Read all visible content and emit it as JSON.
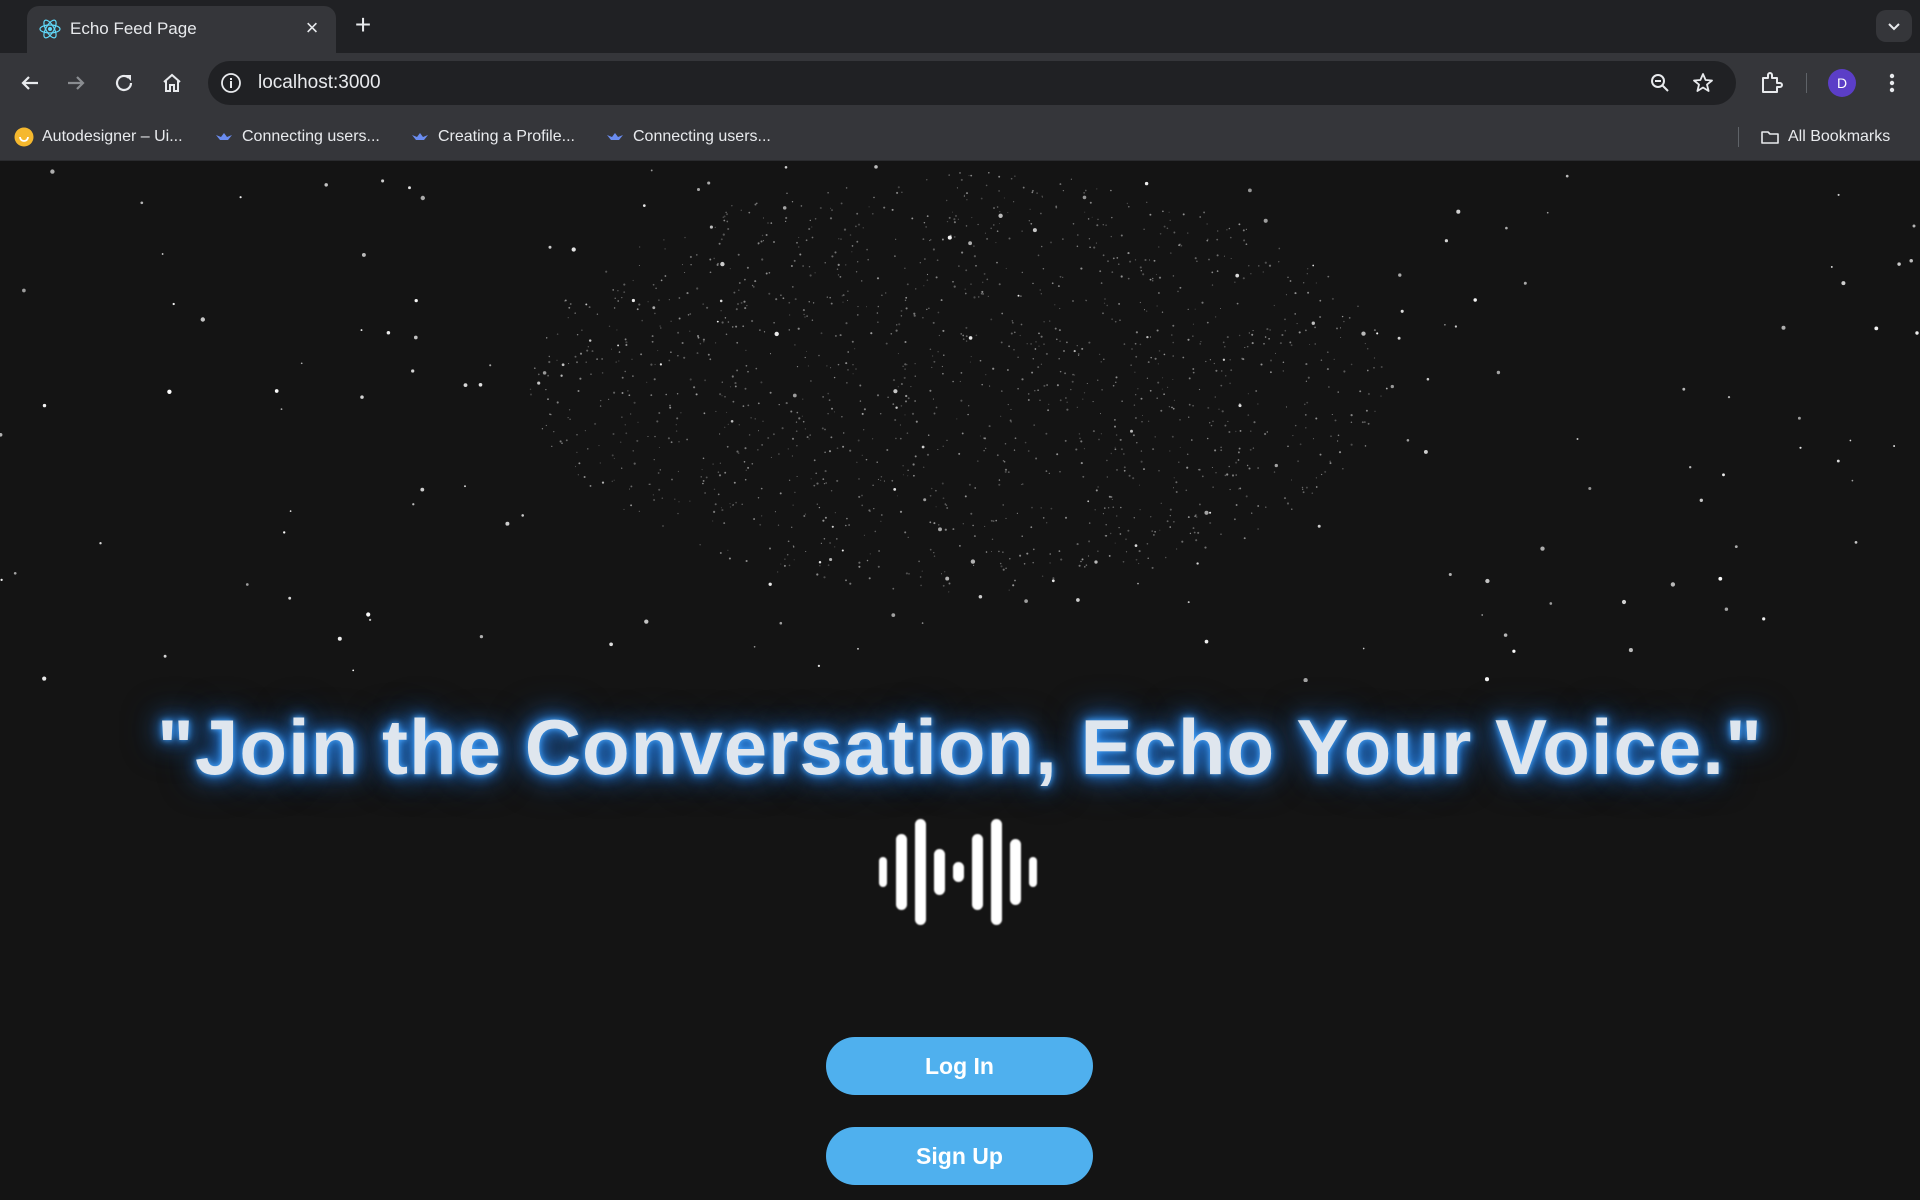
{
  "browser": {
    "tab": {
      "title": "Echo Feed Page",
      "favicon": "react-icon",
      "close": "×"
    },
    "new_tab": "+",
    "omnibox": {
      "url": "localhost:3000"
    },
    "profile_initial": "D",
    "bookmarks": [
      {
        "label": "Autodesigner – Ui...",
        "icon": "smiley-icon"
      },
      {
        "label": "Connecting users...",
        "icon": "bird-icon"
      },
      {
        "label": "Creating a Profile...",
        "icon": "bird-icon"
      },
      {
        "label": "Connecting users...",
        "icon": "bird-icon"
      }
    ],
    "all_bookmarks": "All Bookmarks"
  },
  "hero": {
    "headline": "\"Join the Conversation, Echo Your Voice.\"",
    "icon": "sound-wave-icon"
  },
  "actions": {
    "login_label": "Log In",
    "signup_label": "Sign Up"
  },
  "colors": {
    "background": "#141414",
    "button": "#4fb0ee",
    "glow": "#2d8cf0",
    "headline": "#dfe6ee"
  }
}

- [Job] Reproduce all of the data exactly; the pictures do not belong in the copy.

- [Answer for the task]
Read all visible content and emit it as JSON.
{
  "browser": {
    "tab": {
      "title": "Echo Feed Page",
      "favicon": "react-icon",
      "close": "×"
    },
    "new_tab": "+",
    "omnibox": {
      "url": "localhost:3000"
    },
    "profile_initial": "D",
    "bookmarks": [
      {
        "label": "Autodesigner – Ui...",
        "icon": "smiley-icon"
      },
      {
        "label": "Connecting users...",
        "icon": "bird-icon"
      },
      {
        "label": "Creating a Profile...",
        "icon": "bird-icon"
      },
      {
        "label": "Connecting users...",
        "icon": "bird-icon"
      }
    ],
    "all_bookmarks": "All Bookmarks"
  },
  "hero": {
    "headline": "\"Join the Conversation, Echo Your Voice.\"",
    "icon": "sound-wave-icon"
  },
  "actions": {
    "login_label": "Log In",
    "signup_label": "Sign Up"
  },
  "colors": {
    "background": "#141414",
    "button": "#4fb0ee",
    "glow": "#2d8cf0",
    "headline": "#dfe6ee"
  }
}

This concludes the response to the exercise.